A run of records:
....................

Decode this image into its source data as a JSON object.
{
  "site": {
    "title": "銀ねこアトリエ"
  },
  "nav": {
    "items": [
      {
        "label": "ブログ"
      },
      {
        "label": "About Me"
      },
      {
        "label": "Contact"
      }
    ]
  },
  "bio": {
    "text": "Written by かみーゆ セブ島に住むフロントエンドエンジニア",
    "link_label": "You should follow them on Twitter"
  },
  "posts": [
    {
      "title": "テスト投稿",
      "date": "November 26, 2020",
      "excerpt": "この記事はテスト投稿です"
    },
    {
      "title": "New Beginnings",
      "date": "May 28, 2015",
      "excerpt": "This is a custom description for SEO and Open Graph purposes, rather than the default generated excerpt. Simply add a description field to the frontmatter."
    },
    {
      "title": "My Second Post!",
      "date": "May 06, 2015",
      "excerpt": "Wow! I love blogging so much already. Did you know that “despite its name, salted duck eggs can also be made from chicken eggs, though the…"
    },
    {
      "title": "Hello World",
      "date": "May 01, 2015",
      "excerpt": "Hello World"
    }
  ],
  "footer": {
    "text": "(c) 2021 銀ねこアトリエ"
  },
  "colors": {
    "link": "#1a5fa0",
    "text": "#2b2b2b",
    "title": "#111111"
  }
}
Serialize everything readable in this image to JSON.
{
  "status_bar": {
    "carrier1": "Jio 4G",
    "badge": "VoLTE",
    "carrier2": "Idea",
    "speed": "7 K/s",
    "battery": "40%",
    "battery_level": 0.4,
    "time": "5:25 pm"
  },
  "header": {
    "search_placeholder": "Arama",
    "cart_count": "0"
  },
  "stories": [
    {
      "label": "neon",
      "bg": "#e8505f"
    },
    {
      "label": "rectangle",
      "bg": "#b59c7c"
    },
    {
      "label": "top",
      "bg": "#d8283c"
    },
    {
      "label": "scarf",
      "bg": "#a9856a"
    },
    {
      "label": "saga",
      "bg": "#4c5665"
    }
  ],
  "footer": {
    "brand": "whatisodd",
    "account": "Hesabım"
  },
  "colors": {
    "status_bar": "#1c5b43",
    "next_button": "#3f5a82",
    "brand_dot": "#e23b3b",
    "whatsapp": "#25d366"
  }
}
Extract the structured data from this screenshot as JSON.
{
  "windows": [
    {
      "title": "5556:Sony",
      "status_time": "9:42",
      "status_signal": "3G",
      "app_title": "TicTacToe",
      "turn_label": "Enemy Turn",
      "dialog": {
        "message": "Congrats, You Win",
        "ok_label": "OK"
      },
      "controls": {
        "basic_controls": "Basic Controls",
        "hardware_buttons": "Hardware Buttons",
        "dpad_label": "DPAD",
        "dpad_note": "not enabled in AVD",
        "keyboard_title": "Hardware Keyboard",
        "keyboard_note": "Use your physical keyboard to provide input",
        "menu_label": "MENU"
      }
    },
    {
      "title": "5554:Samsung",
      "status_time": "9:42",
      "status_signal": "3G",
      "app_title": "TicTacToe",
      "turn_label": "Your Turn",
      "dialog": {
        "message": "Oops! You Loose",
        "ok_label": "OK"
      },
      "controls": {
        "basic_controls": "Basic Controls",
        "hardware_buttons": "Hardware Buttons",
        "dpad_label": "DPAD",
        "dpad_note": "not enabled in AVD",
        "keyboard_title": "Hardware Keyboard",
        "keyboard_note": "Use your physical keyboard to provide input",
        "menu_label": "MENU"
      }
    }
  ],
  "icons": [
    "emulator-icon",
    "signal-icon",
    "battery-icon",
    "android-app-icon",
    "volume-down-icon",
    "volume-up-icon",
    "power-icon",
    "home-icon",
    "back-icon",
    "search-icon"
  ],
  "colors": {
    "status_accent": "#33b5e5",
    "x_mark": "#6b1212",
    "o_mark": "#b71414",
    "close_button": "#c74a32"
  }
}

....................

- [Exercise prompt]
Set down every line of the listing above again, exactly as given.

- [Response to this exercise]
Decode this image into its source data as a JSON object.
{
  "site": {
    "title": "銀ねこアトリエ"
  },
  "nav": {
    "items": [
      {
        "label": "ブログ"
      },
      {
        "label": "About Me"
      },
      {
        "label": "Contact"
      }
    ]
  },
  "bio": {
    "text": "Written by かみーゆ セブ島に住むフロントエンドエンジニア",
    "link_label": "You should follow them on Twitter"
  },
  "posts": [
    {
      "title": "テスト投稿",
      "date": "November 26, 2020",
      "excerpt": "この記事はテスト投稿です"
    },
    {
      "title": "New Beginnings",
      "date": "May 28, 2015",
      "excerpt": "This is a custom description for SEO and Open Graph purposes, rather than the default generated excerpt. Simply add a description field to the frontmatter."
    },
    {
      "title": "My Second Post!",
      "date": "May 06, 2015",
      "excerpt": "Wow! I love blogging so much already. Did you know that “despite its name, salted duck eggs can also be made from chicken eggs, though the…"
    },
    {
      "title": "Hello World",
      "date": "May 01, 2015",
      "excerpt": "Hello World"
    }
  ],
  "footer": {
    "text": "(c) 2021 銀ねこアトリエ"
  },
  "colors": {
    "link": "#1a5fa0",
    "text": "#2b2b2b",
    "title": "#111111"
  }
}
Serialize everything readable in this image to JSON.
{
  "status_bar": {
    "carrier1": "Jio 4G",
    "badge": "VoLTE",
    "carrier2": "Idea",
    "speed": "7 K/s",
    "battery": "40%",
    "battery_level": 0.4,
    "time": "5:25 pm"
  },
  "header": {
    "search_placeholder": "Arama",
    "cart_count": "0"
  },
  "stories": [
    {
      "label": "neon",
      "bg": "#e8505f"
    },
    {
      "label": "rectangle",
      "bg": "#b59c7c"
    },
    {
      "label": "top",
      "bg": "#d8283c"
    },
    {
      "label": "scarf",
      "bg": "#a9856a"
    },
    {
      "label": "saga",
      "bg": "#4c5665"
    }
  ],
  "footer": {
    "brand": "whatisodd",
    "account": "Hesabım"
  },
  "colors": {
    "status_bar": "#1c5b43",
    "next_button": "#3f5a82",
    "brand_dot": "#e23b3b",
    "whatsapp": "#25d366"
  }
}
Extract the structured data from this screenshot as JSON.
{
  "windows": [
    {
      "title": "5556:Sony",
      "status_time": "9:42",
      "status_signal": "3G",
      "app_title": "TicTacToe",
      "turn_label": "Enemy Turn",
      "dialog": {
        "message": "Congrats, You Win",
        "ok_label": "OK"
      },
      "controls": {
        "basic_controls": "Basic Controls",
        "hardware_buttons": "Hardware Buttons",
        "dpad_label": "DPAD",
        "dpad_note": "not enabled in AVD",
        "keyboard_title": "Hardware Keyboard",
        "keyboard_note": "Use your physical keyboard to provide input",
        "menu_label": "MENU"
      }
    },
    {
      "title": "5554:Samsung",
      "status_time": "9:42",
      "status_signal": "3G",
      "app_title": "TicTacToe",
      "turn_label": "Your Turn",
      "dialog": {
        "message": "Oops! You Loose",
        "ok_label": "OK"
      },
      "controls": {
        "basic_controls": "Basic Controls",
        "hardware_buttons": "Hardware Buttons",
        "dpad_label": "DPAD",
        "dpad_note": "not enabled in AVD",
        "keyboard_title": "Hardware Keyboard",
        "keyboard_note": "Use your physical keyboard to provide input",
        "menu_label": "MENU"
      }
    }
  ],
  "icons": [
    "emulator-icon",
    "signal-icon",
    "battery-icon",
    "android-app-icon",
    "volume-down-icon",
    "volume-up-icon",
    "power-icon",
    "home-icon",
    "back-icon",
    "search-icon"
  ],
  "colors": {
    "status_accent": "#33b5e5",
    "x_mark": "#6b1212",
    "o_mark": "#b71414",
    "close_button": "#c74a32"
  }
}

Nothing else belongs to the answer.